- DATA FOR PROCESSING -
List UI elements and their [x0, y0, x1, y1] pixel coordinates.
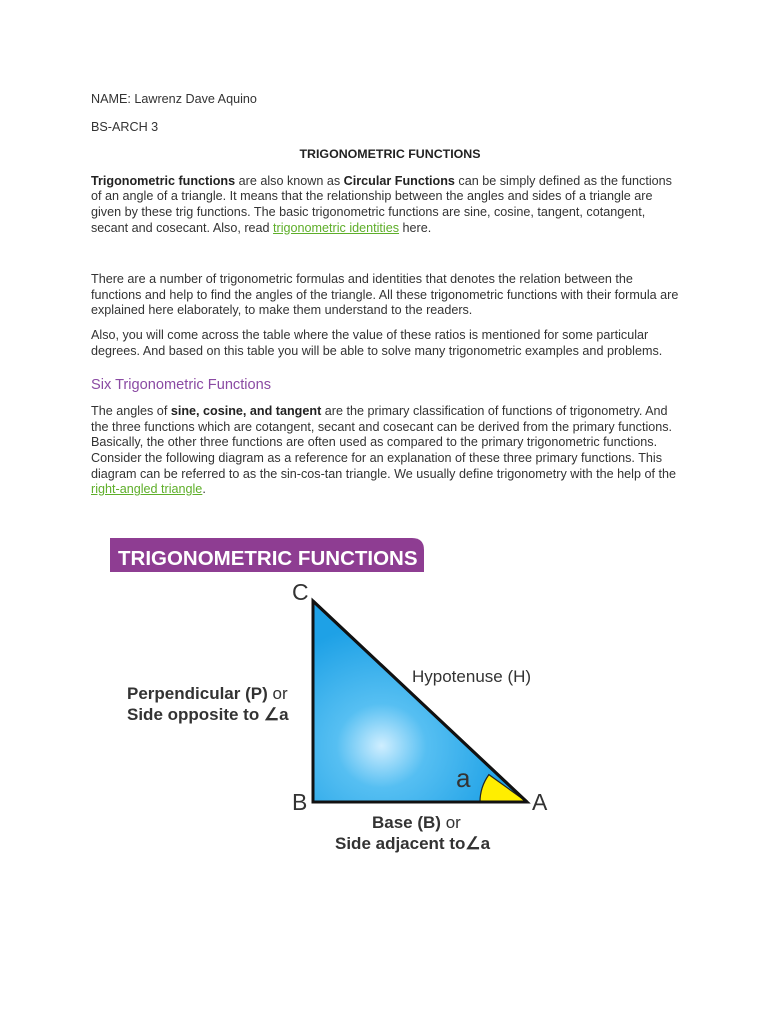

---

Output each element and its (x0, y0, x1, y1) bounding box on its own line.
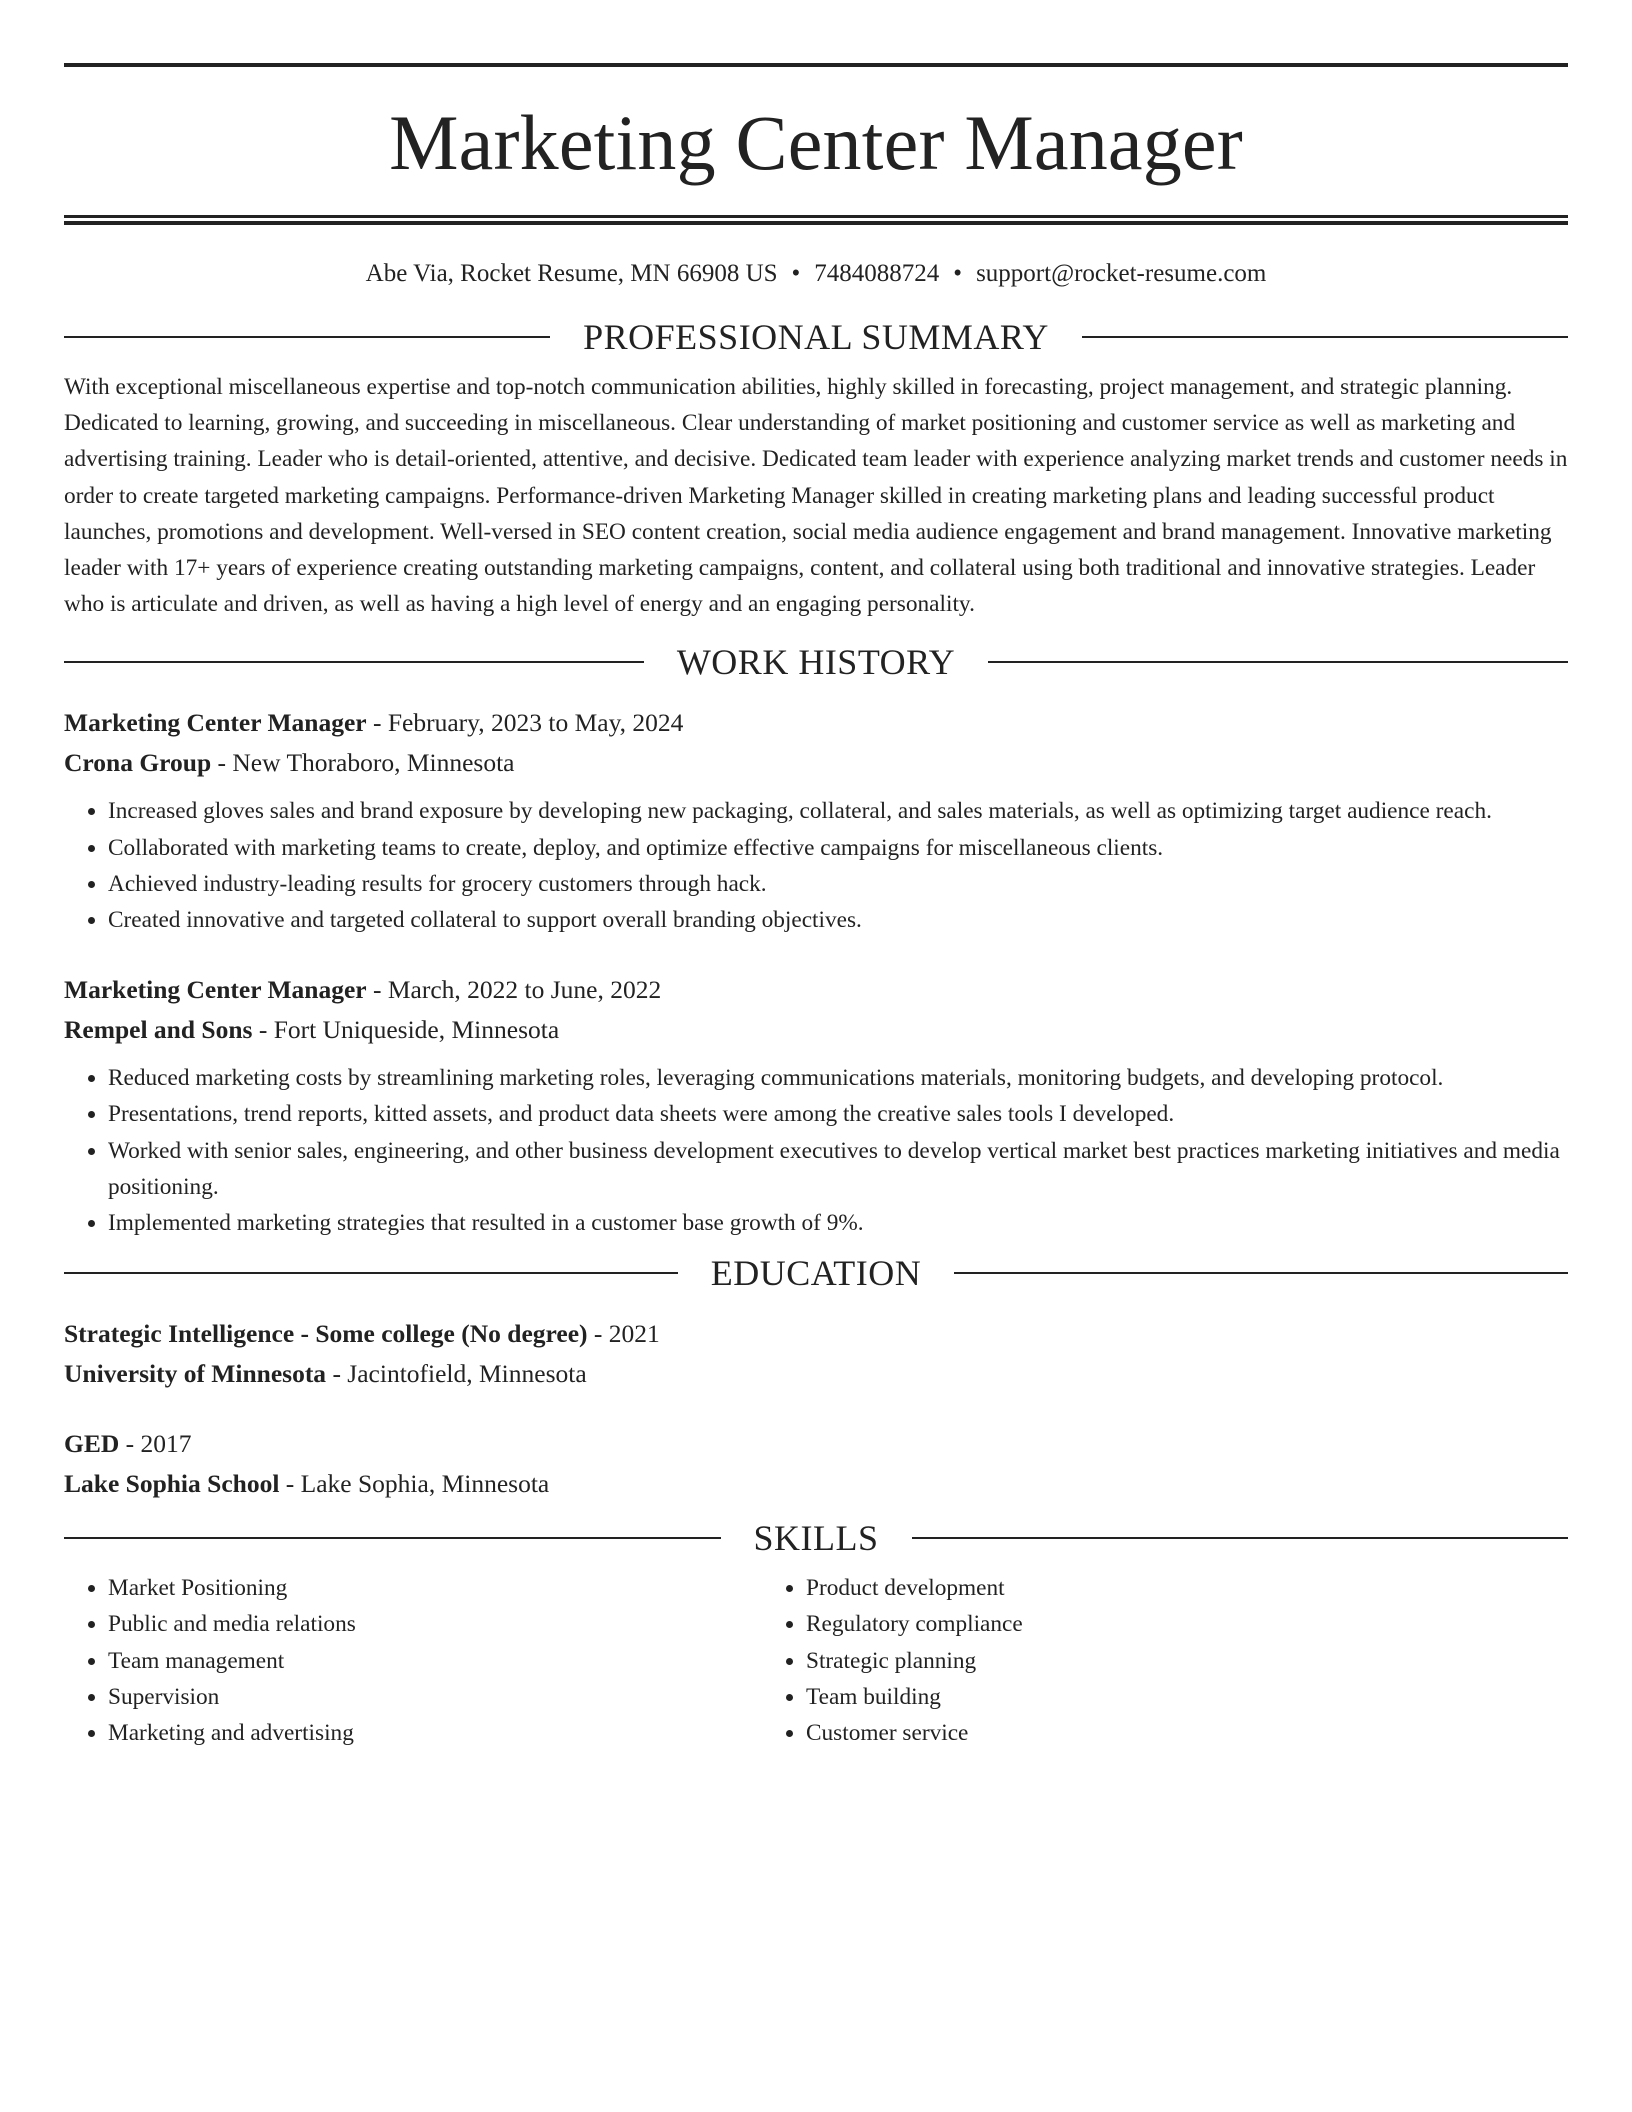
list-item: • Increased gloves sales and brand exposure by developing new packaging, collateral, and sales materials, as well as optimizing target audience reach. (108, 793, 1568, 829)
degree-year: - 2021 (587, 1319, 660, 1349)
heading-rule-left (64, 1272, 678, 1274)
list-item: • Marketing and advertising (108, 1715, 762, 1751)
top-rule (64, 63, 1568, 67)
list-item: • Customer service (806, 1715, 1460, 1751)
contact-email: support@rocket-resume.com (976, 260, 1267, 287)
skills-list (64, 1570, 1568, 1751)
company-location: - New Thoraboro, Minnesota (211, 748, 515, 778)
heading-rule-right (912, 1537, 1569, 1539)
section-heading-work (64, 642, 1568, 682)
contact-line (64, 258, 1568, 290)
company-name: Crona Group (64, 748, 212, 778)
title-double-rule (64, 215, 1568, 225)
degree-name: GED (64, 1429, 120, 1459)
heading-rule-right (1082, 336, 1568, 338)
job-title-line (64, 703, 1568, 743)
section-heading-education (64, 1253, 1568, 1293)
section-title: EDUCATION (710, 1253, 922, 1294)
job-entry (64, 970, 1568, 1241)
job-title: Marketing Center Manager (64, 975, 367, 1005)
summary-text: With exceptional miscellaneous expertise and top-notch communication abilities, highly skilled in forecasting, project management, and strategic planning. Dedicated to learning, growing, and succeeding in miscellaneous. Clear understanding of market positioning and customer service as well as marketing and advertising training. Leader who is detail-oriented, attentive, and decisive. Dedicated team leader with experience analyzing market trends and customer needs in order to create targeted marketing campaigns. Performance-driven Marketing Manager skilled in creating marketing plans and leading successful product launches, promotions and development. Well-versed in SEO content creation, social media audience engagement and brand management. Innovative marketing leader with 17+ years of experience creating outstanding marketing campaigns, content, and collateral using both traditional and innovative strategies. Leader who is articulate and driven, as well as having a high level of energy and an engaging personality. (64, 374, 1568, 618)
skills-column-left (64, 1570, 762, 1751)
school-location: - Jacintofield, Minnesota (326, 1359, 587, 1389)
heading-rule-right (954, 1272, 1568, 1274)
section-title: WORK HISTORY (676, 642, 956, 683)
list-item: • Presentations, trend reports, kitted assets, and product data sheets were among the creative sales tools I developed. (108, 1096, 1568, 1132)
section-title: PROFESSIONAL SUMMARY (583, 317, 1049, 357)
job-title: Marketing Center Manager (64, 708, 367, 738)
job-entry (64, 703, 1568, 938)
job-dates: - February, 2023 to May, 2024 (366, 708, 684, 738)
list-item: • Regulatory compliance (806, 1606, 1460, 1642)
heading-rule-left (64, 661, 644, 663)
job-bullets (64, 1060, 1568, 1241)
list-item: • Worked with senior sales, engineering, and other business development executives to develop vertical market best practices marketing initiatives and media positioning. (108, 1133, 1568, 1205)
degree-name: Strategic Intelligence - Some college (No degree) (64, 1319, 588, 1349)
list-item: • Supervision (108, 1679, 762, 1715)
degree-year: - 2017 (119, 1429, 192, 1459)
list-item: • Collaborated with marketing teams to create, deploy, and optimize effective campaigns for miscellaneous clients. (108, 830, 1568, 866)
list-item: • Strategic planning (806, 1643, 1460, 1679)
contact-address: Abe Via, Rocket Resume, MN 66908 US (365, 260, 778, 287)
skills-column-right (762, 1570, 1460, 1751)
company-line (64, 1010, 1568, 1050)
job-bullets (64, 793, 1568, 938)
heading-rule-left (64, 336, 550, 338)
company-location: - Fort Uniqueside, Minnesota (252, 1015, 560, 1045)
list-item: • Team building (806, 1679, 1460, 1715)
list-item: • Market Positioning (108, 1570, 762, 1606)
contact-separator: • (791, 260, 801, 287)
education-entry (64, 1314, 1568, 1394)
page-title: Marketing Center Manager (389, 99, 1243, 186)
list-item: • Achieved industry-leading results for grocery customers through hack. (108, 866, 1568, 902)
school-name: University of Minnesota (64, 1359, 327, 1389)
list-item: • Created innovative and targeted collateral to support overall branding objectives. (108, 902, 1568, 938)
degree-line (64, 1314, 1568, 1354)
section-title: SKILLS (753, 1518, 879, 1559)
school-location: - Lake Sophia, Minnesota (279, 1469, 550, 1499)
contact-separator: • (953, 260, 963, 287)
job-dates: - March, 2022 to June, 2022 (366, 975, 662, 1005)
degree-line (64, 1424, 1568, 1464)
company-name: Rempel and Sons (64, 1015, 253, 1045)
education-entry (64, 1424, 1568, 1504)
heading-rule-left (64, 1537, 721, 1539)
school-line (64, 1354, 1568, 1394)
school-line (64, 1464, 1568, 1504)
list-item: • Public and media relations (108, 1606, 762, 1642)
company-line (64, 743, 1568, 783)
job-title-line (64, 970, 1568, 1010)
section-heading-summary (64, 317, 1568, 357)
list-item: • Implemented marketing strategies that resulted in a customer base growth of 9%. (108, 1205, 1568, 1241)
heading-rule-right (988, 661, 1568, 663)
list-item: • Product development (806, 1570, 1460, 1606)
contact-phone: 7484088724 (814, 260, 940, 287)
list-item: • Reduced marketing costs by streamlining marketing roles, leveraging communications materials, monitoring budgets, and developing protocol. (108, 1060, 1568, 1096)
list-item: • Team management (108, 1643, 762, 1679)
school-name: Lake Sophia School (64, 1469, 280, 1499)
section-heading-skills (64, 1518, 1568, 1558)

---

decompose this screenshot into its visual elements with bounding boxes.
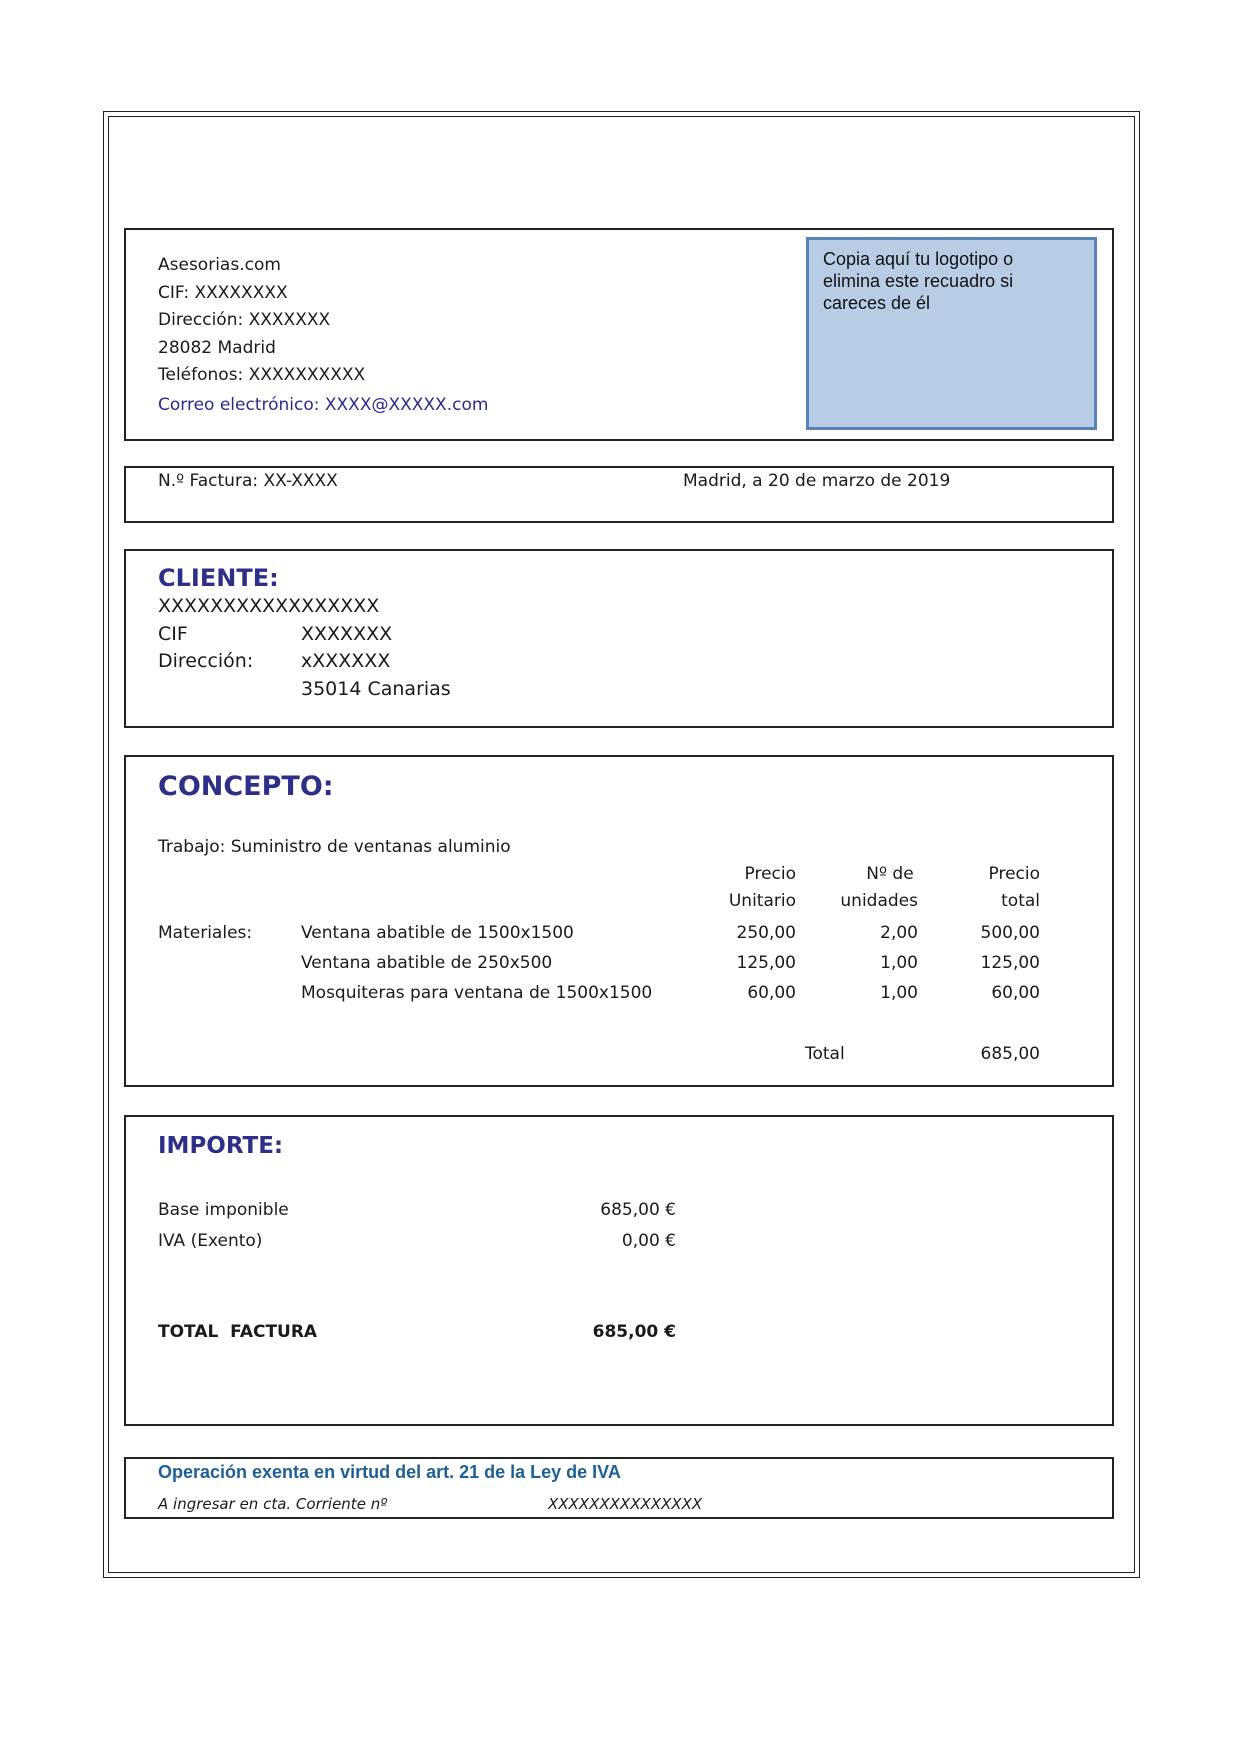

- SHORT EXERCISE -
Reproduce the part of the listing that opens with the line containing "Output each element" and closes with the line containing "degree-name: GED (64, 1429, 120, 1459)", both lines included, leaving out the pictures.

- EXERCISE RESULT -
Output each element and its (x0, y0, x1, y1) bounding box on its own line.
list-item: • Increased gloves sales and brand exposure by developing new packaging, collateral, and sales materials, as well as optimizing target audience reach. (108, 793, 1568, 829)
degree-year: - 2021 (587, 1319, 660, 1349)
heading-rule-left (64, 1272, 678, 1274)
list-item: • Marketing and advertising (108, 1715, 762, 1751)
top-rule (64, 63, 1568, 67)
list-item: • Customer service (806, 1715, 1460, 1751)
contact-email: support@rocket-resume.com (976, 260, 1267, 287)
skills-list (64, 1570, 1568, 1751)
company-location: - New Thoraboro, Minnesota (211, 748, 515, 778)
heading-rule-right (912, 1537, 1569, 1539)
section-heading-work (64, 642, 1568, 682)
contact-line (64, 258, 1568, 290)
company-name: Crona Group (64, 748, 212, 778)
title-double-rule (64, 215, 1568, 225)
degree-name: GED (64, 1429, 120, 1459)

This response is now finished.